### AIM OF THE TASK
Search the listing for "What" and copy every line where it appears.

### EXTRACTED ENTRIES
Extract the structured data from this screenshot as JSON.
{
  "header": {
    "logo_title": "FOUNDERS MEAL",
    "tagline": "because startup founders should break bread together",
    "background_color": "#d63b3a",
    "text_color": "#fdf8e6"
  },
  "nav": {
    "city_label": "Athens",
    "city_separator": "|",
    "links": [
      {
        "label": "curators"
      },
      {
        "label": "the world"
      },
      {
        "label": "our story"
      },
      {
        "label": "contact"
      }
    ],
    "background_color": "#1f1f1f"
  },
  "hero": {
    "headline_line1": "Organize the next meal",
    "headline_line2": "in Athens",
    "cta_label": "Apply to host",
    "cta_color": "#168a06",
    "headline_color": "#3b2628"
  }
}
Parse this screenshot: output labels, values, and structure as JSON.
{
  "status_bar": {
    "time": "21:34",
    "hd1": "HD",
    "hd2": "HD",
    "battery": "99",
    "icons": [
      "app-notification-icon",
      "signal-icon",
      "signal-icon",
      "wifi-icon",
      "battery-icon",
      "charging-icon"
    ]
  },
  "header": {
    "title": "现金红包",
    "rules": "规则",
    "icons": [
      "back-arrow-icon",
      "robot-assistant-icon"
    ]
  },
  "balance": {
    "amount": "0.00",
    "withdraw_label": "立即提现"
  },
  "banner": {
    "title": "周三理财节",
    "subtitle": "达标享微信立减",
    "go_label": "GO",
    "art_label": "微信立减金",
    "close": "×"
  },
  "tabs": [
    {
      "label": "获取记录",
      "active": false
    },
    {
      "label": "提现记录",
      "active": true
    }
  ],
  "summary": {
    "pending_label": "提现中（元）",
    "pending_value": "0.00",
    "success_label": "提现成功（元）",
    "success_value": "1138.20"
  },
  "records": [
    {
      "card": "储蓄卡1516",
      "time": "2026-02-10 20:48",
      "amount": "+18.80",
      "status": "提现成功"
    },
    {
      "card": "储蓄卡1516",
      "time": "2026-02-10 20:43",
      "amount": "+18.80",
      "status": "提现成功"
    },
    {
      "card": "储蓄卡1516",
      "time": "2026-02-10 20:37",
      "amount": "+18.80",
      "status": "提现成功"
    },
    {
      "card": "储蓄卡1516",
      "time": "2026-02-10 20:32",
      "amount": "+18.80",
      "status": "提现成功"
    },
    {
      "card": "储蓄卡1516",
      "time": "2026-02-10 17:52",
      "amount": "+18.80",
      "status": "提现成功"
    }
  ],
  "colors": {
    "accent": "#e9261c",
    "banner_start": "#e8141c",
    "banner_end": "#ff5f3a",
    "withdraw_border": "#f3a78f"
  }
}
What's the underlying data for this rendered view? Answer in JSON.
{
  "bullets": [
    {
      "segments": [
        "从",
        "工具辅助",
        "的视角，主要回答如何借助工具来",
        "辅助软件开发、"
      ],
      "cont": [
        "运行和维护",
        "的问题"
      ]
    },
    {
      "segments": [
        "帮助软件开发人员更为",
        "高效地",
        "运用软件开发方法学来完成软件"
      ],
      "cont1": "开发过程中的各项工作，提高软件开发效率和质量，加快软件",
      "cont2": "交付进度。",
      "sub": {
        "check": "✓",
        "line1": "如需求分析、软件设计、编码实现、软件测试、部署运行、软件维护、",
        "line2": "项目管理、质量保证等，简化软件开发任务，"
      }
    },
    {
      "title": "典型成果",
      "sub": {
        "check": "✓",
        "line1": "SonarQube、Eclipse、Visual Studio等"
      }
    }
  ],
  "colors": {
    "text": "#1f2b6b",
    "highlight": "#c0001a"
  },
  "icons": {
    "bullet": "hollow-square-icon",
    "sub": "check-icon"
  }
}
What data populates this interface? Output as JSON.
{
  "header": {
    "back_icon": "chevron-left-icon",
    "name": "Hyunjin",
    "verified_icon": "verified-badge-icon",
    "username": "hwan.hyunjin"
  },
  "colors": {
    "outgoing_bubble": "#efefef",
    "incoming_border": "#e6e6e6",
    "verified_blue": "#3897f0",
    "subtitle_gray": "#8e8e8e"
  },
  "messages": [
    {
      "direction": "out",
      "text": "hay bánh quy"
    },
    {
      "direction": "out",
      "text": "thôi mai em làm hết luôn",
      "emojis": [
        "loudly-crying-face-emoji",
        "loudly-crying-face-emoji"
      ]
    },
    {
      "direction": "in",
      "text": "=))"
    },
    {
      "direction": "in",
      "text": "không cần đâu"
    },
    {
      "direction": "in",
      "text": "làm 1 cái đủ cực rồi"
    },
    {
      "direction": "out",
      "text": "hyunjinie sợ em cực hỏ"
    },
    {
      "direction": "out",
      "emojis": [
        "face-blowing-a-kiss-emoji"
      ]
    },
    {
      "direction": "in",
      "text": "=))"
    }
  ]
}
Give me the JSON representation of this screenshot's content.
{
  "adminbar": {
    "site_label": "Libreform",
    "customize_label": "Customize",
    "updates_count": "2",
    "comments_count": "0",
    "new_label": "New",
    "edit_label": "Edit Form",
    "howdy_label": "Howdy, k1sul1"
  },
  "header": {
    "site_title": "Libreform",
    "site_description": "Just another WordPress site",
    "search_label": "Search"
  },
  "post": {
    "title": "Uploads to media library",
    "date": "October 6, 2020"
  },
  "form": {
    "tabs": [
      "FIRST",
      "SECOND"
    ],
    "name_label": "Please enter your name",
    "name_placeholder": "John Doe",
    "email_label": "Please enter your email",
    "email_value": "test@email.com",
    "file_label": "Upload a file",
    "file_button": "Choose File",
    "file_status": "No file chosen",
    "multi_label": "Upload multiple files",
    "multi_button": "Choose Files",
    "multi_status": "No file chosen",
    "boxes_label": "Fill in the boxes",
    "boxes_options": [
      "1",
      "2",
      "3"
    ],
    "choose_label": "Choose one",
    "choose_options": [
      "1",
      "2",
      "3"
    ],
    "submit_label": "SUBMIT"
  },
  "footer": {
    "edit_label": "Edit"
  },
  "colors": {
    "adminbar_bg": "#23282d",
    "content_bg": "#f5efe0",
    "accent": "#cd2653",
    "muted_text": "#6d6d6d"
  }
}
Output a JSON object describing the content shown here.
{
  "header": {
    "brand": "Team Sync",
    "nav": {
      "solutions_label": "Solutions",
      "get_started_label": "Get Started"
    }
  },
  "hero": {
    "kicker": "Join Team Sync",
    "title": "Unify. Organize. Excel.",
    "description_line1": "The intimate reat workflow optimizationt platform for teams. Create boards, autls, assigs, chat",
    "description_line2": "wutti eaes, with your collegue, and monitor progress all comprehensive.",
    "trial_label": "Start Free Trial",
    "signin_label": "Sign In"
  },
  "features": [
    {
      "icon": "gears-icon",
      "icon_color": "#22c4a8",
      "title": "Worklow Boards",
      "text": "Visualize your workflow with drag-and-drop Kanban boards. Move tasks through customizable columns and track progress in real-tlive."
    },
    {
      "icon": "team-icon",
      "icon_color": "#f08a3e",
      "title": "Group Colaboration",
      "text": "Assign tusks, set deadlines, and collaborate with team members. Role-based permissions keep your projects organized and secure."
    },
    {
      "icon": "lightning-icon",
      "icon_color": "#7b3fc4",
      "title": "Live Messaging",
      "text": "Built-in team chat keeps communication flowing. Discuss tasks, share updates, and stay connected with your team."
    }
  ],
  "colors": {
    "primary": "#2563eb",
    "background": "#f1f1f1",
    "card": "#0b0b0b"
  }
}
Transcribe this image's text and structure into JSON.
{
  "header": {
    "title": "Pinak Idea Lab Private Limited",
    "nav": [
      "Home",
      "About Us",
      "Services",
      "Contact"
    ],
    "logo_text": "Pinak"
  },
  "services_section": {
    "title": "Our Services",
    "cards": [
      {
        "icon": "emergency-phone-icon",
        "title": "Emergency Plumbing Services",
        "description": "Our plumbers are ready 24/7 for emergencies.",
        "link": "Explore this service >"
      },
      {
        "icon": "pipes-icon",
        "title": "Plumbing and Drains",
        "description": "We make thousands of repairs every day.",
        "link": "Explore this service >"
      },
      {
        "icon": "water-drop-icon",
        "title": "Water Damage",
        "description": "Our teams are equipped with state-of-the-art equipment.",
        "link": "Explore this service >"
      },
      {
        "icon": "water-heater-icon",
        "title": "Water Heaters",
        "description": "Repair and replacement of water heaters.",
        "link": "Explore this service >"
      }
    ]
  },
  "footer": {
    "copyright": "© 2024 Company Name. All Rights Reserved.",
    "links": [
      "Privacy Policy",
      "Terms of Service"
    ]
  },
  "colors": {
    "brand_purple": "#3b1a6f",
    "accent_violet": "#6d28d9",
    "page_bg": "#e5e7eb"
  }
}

### TASK ANSWER
What's the underlying data for this rendered view? Answer in JSON.
What data populates this interface? Output as JSON.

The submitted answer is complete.